Set exercise -> List the lines of this listing that hold the word "ylabel".

Task data ->
#####

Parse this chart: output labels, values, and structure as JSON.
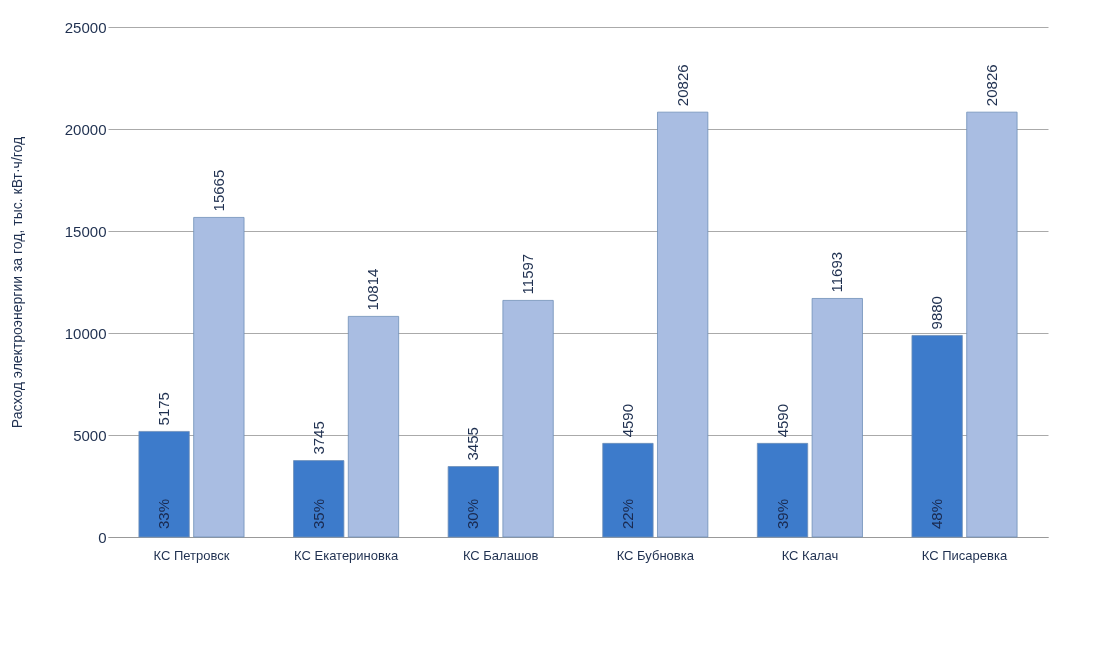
{
  "chart_data": {
    "type": "bar",
    "ylabel": "Расход электроэнергии за год, тыс. кВт·ч/год",
    "categories": [
      "КС Петровск",
      "КС Екатериновка",
      "КС Балашов",
      "КС Бубновка",
      "КС Калач",
      "КС Писаревка"
    ],
    "series": [
      {
        "color": "#3d7bcb",
        "values": [
          5175,
          3745,
          3455,
          4590,
          4590,
          9880
        ]
      },
      {
        "color": "#a9bde2",
        "values": [
          15665,
          10814,
          11597,
          20826,
          11693,
          20826
        ]
      }
    ],
    "ylim": [
      0,
      25000
    ],
    "yticks": [
      0,
      5000,
      10000,
      15000,
      20000,
      25000
    ],
    "grid": "y",
    "legend": false,
    "data_labels": true,
    "annotations": [
      {
        "text": "33%",
        "x": "КС Петровск",
        "y": 0
      },
      {
        "text": "35%",
        "x": "КС Екатериновка",
        "y": 0
      },
      {
        "text": "30%",
        "x": "КС Балашов",
        "y": 0
      },
      {
        "text": "22%",
        "x": "КС Бубновка",
        "y": 0
      },
      {
        "text": "39%",
        "x": "КС Калач",
        "y": 0
      },
      {
        "text": "48%",
        "x": "КС Писаревка",
        "y": 0
      }
    ]
  }
}
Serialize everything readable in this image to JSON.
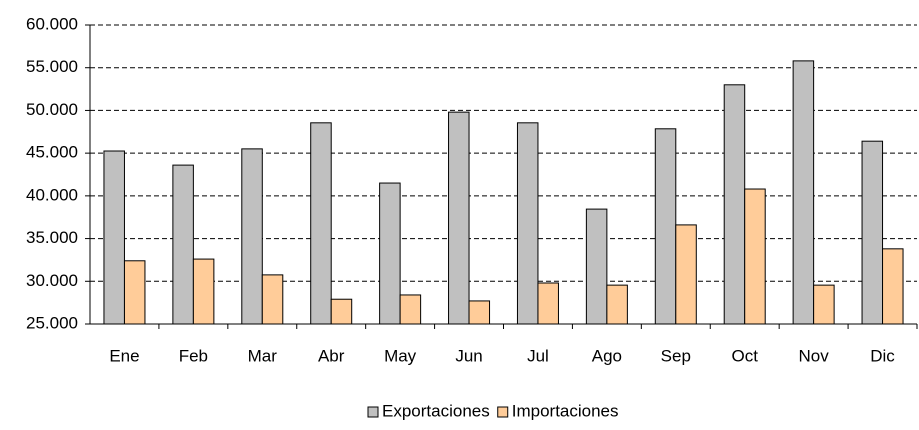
{
  "chart_data": {
    "type": "bar",
    "categories": [
      "Ene",
      "Feb",
      "Mar",
      "Abr",
      "May",
      "Jun",
      "Jul",
      "Ago",
      "Sep",
      "Oct",
      "Nov",
      "Dic"
    ],
    "series": [
      {
        "name": "Exportaciones",
        "color": "#c0c0c0",
        "values": [
          45250,
          43600,
          45500,
          48550,
          41500,
          49800,
          48550,
          38450,
          47850,
          53000,
          55800,
          46400
        ]
      },
      {
        "name": "Importaciones",
        "color": "#ffcc99",
        "values": [
          32400,
          32600,
          30750,
          27900,
          28400,
          27700,
          29800,
          29550,
          36600,
          40800,
          29550,
          33800
        ]
      }
    ],
    "ylim": [
      25000,
      60000
    ],
    "yticks": [
      {
        "value": 25000,
        "label": "25.000"
      },
      {
        "value": 30000,
        "label": "30.000"
      },
      {
        "value": 35000,
        "label": "35.000"
      },
      {
        "value": 40000,
        "label": "40.000"
      },
      {
        "value": 45000,
        "label": "45.000"
      },
      {
        "value": 50000,
        "label": "50.000"
      },
      {
        "value": 55000,
        "label": "55.000"
      },
      {
        "value": 60000,
        "label": "60.000"
      }
    ],
    "grid": true,
    "legend": "bottom"
  }
}
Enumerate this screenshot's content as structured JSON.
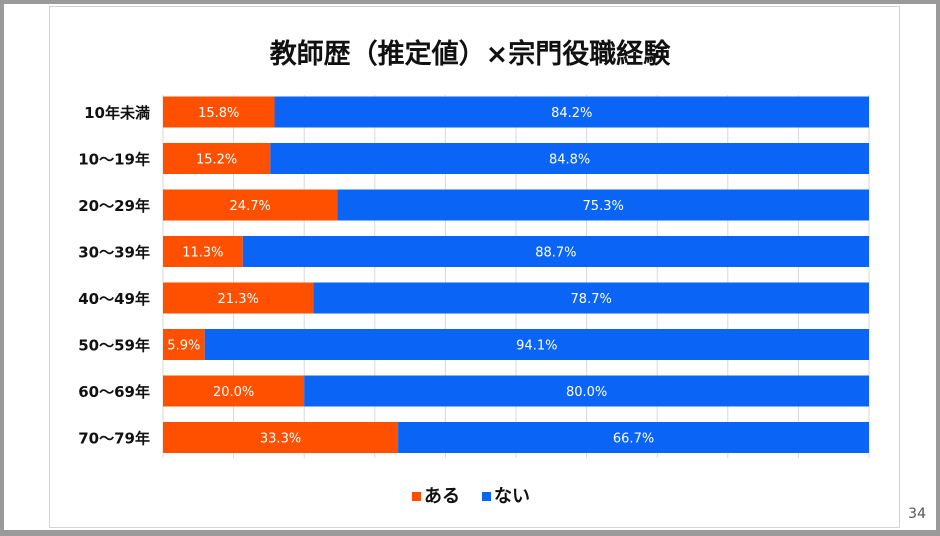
{
  "page_number": "34",
  "chart_data": {
    "type": "bar",
    "orientation": "horizontal",
    "stacked": true,
    "title": "教師歴（推定値）×宗門役職経験",
    "categories": [
      "10年未満",
      "10～19年",
      "20～29年",
      "30～39年",
      "40～49年",
      "50～59年",
      "60～69年",
      "70～79年"
    ],
    "series": [
      {
        "name": "ある",
        "color": "#ff5000",
        "values": [
          15.8,
          15.2,
          24.7,
          11.3,
          21.3,
          5.9,
          20.0,
          33.3
        ],
        "labels": [
          "15.8%",
          "15.2%",
          "24.7%",
          "11.3%",
          "21.3%",
          "5.9%",
          "20.0%",
          "33.3%"
        ]
      },
      {
        "name": "ない",
        "color": "#0a64f5",
        "values": [
          84.2,
          84.8,
          75.3,
          88.7,
          78.7,
          94.1,
          80.0,
          66.7
        ],
        "labels": [
          "84.2%",
          "84.8%",
          "75.3%",
          "88.7%",
          "78.7%",
          "94.1%",
          "80.0%",
          "66.7%"
        ]
      }
    ],
    "xlim": [
      0,
      100
    ],
    "grid": true,
    "legend": "bottom-center"
  }
}
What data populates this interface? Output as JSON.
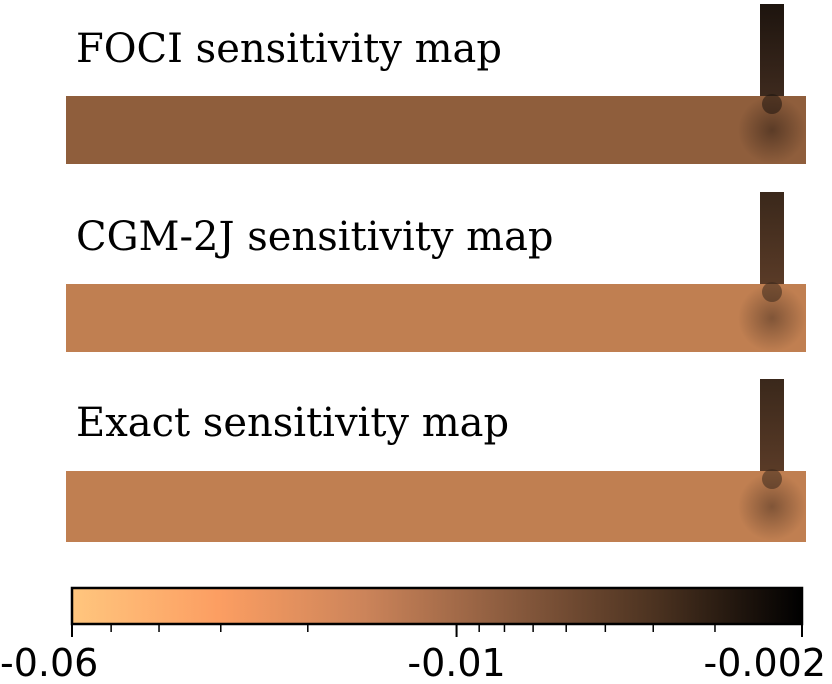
{
  "chart_data": {
    "type": "heatmap",
    "panels": [
      {
        "title": "FOCI sensitivity map",
        "domain_color": "#8f5e3c",
        "pipe_top_color": "#1d140e",
        "pipe_bottom_color": "#3e2a1e",
        "hotspot_color": "#301f15"
      },
      {
        "title": "CGM-2J sensitivity map",
        "domain_color": "#c07f51",
        "pipe_top_color": "#3a281b",
        "pipe_bottom_color": "#5a3b27",
        "hotspot_color": "#4c3222"
      },
      {
        "title": "Exact sensitivity map",
        "domain_color": "#c07f51",
        "pipe_top_color": "#3a281b",
        "pipe_bottom_color": "#5a3b27",
        "hotspot_color": "#4c3222"
      }
    ],
    "colorbar": {
      "scale": "log",
      "range": [
        -0.06,
        -0.002
      ],
      "tick_labels": [
        "-0.06",
        "-0.01",
        "-0.002"
      ],
      "tick_values": [
        -0.06,
        -0.01,
        -0.002
      ],
      "colormap": "copper_r",
      "colormap_stops": [
        "#ffc67e",
        "#fc9e62",
        "#cc845a",
        "#8a5b3e",
        "#4b3220",
        "#000000"
      ]
    }
  }
}
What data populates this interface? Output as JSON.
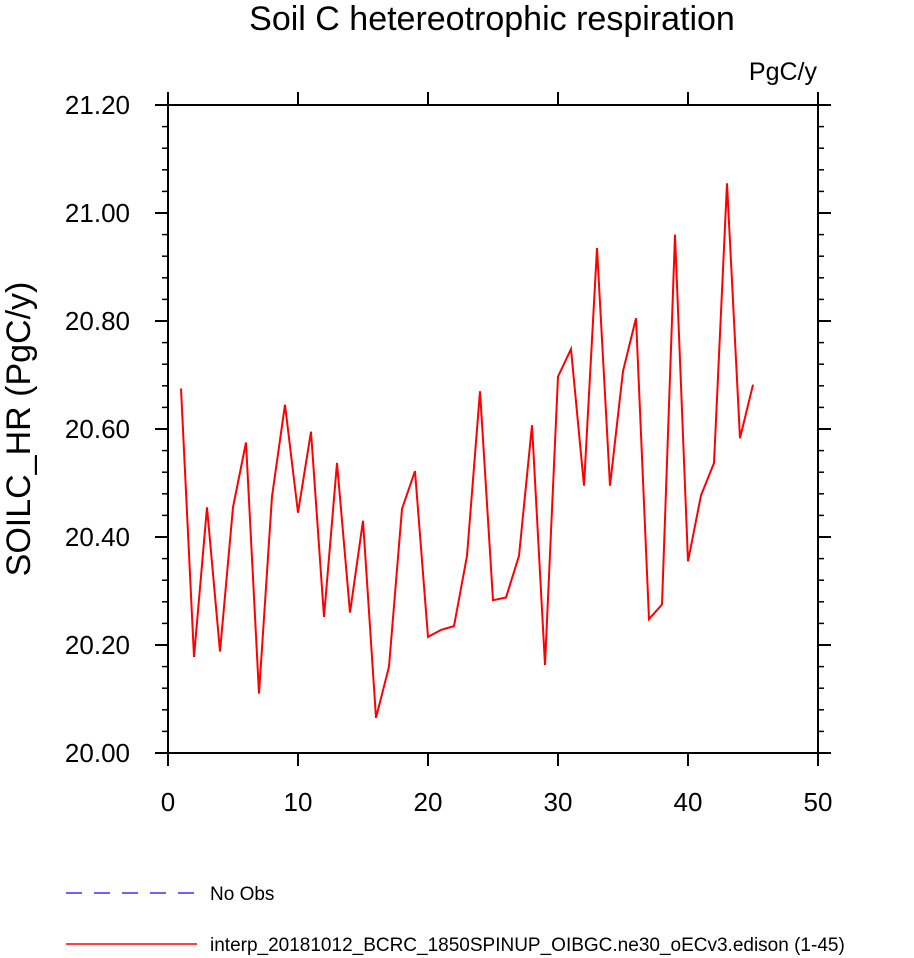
{
  "chart_data": {
    "type": "line",
    "title": "Soil C hetereotrophic respiration",
    "units": "PgC/y",
    "ylabel": "SOILC_HR  (PgC/y)",
    "xlabel": "",
    "xlim": [
      0,
      50
    ],
    "ylim": [
      20.0,
      21.2
    ],
    "x_ticks": [
      0,
      10,
      20,
      30,
      40,
      50
    ],
    "x_tick_labels": [
      "0",
      "10",
      "20",
      "30",
      "40",
      "50"
    ],
    "y_ticks": [
      20.0,
      20.2,
      20.4,
      20.6,
      20.8,
      21.0,
      21.2
    ],
    "y_tick_labels": [
      "20.00",
      "20.20",
      "20.40",
      "20.60",
      "20.80",
      "21.00",
      "21.20"
    ],
    "grid": false,
    "legend_position": "bottom-left",
    "series": [
      {
        "name": "interp_20181012_BCRC_1850SPINUP_OIBGC.ne30_oECv3.edison (1-45)",
        "color": "#ff0000",
        "style": "solid",
        "x": [
          1,
          2,
          3,
          4,
          5,
          6,
          7,
          8,
          9,
          10,
          11,
          12,
          13,
          14,
          15,
          16,
          17,
          18,
          19,
          20,
          21,
          22,
          23,
          24,
          25,
          26,
          27,
          28,
          29,
          30,
          31,
          32,
          33,
          34,
          35,
          36,
          37,
          38,
          39,
          40,
          41,
          42,
          43,
          44,
          45
        ],
        "values": [
          20.675,
          20.178,
          20.455,
          20.188,
          20.455,
          20.575,
          20.11,
          20.475,
          20.645,
          20.445,
          20.595,
          20.252,
          20.537,
          20.26,
          20.43,
          20.065,
          20.16,
          20.452,
          20.522,
          20.215,
          20.228,
          20.235,
          20.365,
          20.67,
          20.283,
          20.288,
          20.365,
          20.607,
          20.163,
          20.697,
          20.748,
          20.495,
          20.935,
          20.495,
          20.707,
          20.805,
          20.248,
          20.275,
          20.96,
          20.355,
          20.477,
          20.537,
          21.055,
          20.583,
          20.682
        ]
      }
    ],
    "legend": [
      {
        "label": "No Obs",
        "color": "#3333ff",
        "style": "dashed"
      },
      {
        "label": "interp_20181012_BCRC_1850SPINUP_OIBGC.ne30_oECv3.edison (1-45)",
        "color": "#ff0000",
        "style": "solid"
      }
    ]
  }
}
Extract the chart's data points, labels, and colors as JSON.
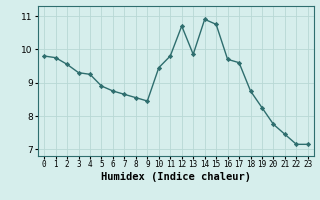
{
  "x": [
    0,
    1,
    2,
    3,
    4,
    5,
    6,
    7,
    8,
    9,
    10,
    11,
    12,
    13,
    14,
    15,
    16,
    17,
    18,
    19,
    20,
    21,
    22,
    23
  ],
  "y": [
    9.8,
    9.75,
    9.55,
    9.3,
    9.25,
    8.9,
    8.75,
    8.65,
    8.55,
    8.45,
    9.45,
    9.8,
    10.7,
    9.85,
    10.9,
    10.75,
    9.7,
    9.6,
    8.75,
    8.25,
    7.75,
    7.45,
    7.15,
    7.15
  ],
  "line_color": "#2e6e6e",
  "marker": "D",
  "marker_size": 2.2,
  "line_width": 1.0,
  "xlabel": "Humidex (Indice chaleur)",
  "xlabel_fontsize": 7.5,
  "xlabel_fontweight": "bold",
  "ylim": [
    6.8,
    11.3
  ],
  "xlim": [
    -0.5,
    23.5
  ],
  "yticks": [
    7,
    8,
    9,
    10,
    11
  ],
  "ytick_fontsize": 6.5,
  "xticks": [
    0,
    1,
    2,
    3,
    4,
    5,
    6,
    7,
    8,
    9,
    10,
    11,
    12,
    13,
    14,
    15,
    16,
    17,
    18,
    19,
    20,
    21,
    22,
    23
  ],
  "xtick_labels": [
    "0",
    "1",
    "2",
    "3",
    "4",
    "5",
    "6",
    "7",
    "8",
    "9",
    "10",
    "11",
    "12",
    "13",
    "14",
    "15",
    "16",
    "17",
    "18",
    "19",
    "20",
    "21",
    "22",
    "23"
  ],
  "xtick_fontsize": 5.5,
  "background_color": "#d6eeec",
  "grid_color": "#b8d8d5",
  "spine_color": "#2e6e6e"
}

#####

Result of this task ->
    "ylabel": "Расход электроэнергии за год, тыс. кВт·ч/год",
    "ylabel": "SOILC_HR  (PgC/y)",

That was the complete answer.